Work instructions = Reproduce, character for character, the rows below, starting at the first row and ending at the line that contains "- vehicle-make-label: Make:: [93, 1325, 205, 1364]", both included.

══ Supplied records ══

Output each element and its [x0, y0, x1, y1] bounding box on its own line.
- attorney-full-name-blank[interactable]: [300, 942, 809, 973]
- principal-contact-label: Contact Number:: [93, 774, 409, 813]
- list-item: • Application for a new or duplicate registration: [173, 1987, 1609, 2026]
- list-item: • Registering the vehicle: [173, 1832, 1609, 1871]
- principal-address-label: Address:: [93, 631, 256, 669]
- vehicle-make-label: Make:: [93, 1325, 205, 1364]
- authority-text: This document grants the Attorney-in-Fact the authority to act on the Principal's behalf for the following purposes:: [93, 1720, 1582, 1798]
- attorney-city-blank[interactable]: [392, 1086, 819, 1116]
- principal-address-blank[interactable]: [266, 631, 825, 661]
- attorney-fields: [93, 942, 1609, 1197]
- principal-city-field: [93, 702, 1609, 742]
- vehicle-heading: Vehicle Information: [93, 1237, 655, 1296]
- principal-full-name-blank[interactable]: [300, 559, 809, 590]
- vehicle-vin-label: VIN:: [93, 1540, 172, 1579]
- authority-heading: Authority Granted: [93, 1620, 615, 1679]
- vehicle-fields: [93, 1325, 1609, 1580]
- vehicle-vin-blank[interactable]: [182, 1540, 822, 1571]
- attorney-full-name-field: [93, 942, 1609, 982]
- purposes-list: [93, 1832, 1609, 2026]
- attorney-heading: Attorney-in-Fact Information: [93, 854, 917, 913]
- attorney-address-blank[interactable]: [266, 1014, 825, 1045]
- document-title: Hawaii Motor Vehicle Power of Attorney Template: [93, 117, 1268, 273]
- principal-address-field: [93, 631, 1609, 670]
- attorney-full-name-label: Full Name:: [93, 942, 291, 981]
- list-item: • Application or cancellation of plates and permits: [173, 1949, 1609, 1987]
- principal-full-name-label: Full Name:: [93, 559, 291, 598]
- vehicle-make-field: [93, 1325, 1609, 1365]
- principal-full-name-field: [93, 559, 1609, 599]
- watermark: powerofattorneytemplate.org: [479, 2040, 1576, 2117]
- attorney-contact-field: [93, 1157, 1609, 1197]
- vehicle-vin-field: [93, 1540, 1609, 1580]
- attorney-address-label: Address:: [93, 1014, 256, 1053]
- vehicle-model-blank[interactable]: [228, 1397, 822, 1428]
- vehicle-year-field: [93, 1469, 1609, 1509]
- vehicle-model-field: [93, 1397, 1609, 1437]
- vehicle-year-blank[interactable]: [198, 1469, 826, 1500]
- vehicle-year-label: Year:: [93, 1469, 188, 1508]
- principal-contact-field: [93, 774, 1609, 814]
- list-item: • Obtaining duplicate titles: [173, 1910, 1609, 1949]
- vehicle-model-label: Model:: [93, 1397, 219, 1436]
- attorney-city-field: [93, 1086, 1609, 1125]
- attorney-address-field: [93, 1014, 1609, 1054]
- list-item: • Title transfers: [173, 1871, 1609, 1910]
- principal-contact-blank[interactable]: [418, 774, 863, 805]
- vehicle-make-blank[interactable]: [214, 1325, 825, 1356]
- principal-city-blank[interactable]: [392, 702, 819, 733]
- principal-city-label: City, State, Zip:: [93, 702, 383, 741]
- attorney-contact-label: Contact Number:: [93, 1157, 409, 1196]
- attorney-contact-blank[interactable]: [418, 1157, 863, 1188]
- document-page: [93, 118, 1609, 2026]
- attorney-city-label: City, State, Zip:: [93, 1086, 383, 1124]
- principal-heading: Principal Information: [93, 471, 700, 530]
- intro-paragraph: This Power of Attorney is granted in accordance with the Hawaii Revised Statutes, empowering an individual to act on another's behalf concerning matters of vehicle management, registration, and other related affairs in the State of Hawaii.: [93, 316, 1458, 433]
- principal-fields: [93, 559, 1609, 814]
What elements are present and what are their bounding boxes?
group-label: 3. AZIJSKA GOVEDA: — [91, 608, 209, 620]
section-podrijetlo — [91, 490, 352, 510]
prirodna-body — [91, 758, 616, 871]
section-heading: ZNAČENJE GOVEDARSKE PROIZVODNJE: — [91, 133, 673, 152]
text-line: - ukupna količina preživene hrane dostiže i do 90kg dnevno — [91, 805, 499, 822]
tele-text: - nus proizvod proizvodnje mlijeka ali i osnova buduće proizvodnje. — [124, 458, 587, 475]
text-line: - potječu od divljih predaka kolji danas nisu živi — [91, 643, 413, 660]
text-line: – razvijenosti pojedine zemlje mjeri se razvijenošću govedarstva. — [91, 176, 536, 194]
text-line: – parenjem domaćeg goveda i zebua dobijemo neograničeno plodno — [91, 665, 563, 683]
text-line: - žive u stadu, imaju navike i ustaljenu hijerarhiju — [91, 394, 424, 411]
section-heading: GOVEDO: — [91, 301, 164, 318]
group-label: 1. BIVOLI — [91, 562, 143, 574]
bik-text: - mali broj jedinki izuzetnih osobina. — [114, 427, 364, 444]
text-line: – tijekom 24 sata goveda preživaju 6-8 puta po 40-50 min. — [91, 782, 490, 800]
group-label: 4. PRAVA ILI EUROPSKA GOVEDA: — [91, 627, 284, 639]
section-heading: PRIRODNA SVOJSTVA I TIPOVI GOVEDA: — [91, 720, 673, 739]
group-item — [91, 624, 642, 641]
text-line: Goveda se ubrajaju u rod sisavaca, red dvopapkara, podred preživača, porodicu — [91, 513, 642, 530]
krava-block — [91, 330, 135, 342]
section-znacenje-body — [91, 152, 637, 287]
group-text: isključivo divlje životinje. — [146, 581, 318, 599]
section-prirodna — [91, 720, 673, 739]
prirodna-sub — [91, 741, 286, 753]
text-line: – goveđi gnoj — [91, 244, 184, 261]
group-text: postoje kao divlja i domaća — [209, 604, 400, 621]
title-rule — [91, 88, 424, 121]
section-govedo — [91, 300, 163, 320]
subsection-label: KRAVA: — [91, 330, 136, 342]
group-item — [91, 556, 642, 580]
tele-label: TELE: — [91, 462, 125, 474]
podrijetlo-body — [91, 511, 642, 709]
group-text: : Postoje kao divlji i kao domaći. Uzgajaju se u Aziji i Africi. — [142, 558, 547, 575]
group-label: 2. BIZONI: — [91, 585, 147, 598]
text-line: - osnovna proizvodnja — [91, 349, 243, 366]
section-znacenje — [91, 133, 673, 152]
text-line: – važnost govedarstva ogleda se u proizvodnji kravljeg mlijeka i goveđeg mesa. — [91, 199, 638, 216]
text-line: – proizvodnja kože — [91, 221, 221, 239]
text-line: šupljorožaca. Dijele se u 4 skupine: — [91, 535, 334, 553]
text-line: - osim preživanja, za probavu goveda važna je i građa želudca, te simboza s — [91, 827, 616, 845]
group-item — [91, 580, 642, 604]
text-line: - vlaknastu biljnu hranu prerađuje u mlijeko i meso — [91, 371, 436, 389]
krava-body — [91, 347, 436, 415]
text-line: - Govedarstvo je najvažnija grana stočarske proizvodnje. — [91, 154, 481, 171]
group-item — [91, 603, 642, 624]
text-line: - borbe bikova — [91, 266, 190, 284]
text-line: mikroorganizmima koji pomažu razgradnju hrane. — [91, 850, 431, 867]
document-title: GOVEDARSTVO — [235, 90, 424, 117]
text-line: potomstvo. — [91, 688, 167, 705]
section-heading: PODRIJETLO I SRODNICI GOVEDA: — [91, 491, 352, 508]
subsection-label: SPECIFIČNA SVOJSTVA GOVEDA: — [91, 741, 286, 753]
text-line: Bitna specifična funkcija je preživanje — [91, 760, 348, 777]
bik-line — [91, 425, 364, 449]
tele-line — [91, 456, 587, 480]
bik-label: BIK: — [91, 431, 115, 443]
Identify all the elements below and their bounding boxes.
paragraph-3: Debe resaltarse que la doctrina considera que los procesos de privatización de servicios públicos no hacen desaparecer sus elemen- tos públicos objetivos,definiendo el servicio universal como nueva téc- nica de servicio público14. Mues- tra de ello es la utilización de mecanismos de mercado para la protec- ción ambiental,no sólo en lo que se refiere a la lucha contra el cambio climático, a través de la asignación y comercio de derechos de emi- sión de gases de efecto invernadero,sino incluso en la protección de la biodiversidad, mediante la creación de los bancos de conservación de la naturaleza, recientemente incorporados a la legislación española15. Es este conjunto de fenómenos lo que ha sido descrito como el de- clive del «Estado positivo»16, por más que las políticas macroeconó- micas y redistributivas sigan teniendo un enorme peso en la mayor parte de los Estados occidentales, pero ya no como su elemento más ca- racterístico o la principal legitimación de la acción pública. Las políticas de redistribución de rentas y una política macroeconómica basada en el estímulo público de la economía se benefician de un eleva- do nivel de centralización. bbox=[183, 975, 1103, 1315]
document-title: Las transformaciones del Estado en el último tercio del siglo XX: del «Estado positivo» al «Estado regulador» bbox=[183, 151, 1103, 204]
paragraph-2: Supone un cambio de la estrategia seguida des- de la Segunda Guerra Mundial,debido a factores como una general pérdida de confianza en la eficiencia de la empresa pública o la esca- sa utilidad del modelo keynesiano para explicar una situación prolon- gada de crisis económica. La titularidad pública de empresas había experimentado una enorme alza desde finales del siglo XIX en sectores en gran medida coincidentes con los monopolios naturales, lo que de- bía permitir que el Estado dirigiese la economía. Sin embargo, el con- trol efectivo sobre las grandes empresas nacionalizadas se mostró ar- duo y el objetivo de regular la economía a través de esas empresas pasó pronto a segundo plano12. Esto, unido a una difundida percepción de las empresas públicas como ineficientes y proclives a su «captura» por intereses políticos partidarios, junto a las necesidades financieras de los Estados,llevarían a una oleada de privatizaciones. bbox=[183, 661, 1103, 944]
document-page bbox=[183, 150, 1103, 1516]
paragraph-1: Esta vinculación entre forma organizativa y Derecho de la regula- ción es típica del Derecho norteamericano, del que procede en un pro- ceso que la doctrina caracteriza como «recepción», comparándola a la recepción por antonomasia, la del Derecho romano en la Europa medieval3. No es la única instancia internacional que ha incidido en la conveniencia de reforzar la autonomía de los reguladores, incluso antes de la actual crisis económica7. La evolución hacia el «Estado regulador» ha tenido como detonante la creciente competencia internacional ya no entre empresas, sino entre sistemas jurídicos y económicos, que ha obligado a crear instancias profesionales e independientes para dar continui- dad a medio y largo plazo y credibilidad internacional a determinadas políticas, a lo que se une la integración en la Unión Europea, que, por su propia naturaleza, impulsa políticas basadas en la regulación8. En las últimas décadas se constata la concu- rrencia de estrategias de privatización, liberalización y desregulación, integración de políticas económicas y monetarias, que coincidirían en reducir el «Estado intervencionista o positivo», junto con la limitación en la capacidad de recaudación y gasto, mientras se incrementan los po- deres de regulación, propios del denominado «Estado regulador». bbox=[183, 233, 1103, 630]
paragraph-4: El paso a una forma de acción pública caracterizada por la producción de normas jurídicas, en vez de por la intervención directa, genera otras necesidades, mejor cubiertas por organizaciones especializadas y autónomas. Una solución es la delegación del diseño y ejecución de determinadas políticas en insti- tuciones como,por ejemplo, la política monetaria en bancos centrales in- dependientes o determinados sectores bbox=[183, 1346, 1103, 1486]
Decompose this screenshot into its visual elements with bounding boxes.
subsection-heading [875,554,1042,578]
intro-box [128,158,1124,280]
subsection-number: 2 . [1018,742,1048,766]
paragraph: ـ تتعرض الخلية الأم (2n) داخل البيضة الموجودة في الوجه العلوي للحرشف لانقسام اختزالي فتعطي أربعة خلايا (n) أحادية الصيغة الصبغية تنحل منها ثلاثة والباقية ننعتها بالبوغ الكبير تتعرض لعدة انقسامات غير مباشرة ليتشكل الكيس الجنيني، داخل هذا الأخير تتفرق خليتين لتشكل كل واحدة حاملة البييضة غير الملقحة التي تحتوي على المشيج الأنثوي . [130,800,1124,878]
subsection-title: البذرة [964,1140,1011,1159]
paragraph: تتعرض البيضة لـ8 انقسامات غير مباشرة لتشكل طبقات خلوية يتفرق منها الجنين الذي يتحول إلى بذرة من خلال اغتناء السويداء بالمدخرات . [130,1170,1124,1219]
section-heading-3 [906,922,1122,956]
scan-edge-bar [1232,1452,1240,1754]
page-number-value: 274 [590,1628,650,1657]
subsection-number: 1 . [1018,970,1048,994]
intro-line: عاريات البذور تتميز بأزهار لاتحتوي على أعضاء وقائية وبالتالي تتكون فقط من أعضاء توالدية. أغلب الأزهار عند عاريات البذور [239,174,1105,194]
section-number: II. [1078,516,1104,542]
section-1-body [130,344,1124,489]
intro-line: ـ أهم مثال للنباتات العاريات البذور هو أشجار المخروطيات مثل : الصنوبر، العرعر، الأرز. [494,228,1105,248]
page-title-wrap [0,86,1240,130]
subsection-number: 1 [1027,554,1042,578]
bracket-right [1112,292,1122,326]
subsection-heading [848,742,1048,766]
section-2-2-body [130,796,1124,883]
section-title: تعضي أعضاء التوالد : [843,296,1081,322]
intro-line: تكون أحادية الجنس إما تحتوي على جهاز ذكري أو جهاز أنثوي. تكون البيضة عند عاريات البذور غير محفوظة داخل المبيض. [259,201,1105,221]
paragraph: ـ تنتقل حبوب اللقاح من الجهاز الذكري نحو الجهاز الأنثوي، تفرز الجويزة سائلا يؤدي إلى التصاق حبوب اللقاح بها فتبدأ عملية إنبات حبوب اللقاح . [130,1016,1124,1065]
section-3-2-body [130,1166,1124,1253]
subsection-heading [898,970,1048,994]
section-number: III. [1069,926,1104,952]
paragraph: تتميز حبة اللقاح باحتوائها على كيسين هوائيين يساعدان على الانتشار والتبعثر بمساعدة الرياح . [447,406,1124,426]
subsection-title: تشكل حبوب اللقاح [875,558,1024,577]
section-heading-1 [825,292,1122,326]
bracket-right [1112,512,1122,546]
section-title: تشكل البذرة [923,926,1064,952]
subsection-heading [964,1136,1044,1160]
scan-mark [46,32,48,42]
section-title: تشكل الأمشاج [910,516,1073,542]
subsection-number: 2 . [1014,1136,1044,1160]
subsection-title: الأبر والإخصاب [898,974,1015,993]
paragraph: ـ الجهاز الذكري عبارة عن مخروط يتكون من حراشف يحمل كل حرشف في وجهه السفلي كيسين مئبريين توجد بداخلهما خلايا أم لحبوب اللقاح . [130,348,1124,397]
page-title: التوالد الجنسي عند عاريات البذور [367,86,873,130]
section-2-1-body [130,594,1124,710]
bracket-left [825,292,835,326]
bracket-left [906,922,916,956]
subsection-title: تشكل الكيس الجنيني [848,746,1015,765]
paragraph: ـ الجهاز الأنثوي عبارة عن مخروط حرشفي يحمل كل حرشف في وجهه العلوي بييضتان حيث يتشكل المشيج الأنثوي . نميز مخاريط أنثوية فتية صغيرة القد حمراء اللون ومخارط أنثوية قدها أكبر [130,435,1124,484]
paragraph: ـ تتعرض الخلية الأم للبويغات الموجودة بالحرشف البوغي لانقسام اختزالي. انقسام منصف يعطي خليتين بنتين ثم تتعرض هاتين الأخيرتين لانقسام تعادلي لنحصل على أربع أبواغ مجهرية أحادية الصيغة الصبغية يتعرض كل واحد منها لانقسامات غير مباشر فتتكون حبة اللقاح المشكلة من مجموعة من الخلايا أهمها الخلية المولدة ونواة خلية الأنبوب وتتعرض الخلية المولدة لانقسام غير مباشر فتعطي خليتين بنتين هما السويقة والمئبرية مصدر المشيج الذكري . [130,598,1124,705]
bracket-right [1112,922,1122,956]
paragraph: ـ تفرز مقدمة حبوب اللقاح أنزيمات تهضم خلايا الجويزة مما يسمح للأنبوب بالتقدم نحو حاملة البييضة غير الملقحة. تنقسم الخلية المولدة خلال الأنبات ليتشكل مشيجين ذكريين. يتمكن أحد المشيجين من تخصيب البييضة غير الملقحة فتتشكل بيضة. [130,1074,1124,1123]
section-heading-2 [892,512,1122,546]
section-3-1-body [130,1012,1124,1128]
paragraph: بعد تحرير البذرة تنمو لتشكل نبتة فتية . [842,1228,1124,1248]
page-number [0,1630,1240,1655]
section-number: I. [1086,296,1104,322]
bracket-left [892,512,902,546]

═══

Answer in full =
Output each element and its [x0, y0, x1, y1] bounding box on its own line.
- attorney-full-name-blank[interactable]: [300, 942, 809, 973]
- principal-contact-label: Contact Number:: [93, 774, 409, 813]
- list-item: • Application for a new or duplicate registration: [173, 1987, 1609, 2026]
- list-item: • Registering the vehicle: [173, 1832, 1609, 1871]
- principal-address-label: Address:: [93, 631, 256, 669]
- vehicle-make-label: Make:: [93, 1325, 205, 1364]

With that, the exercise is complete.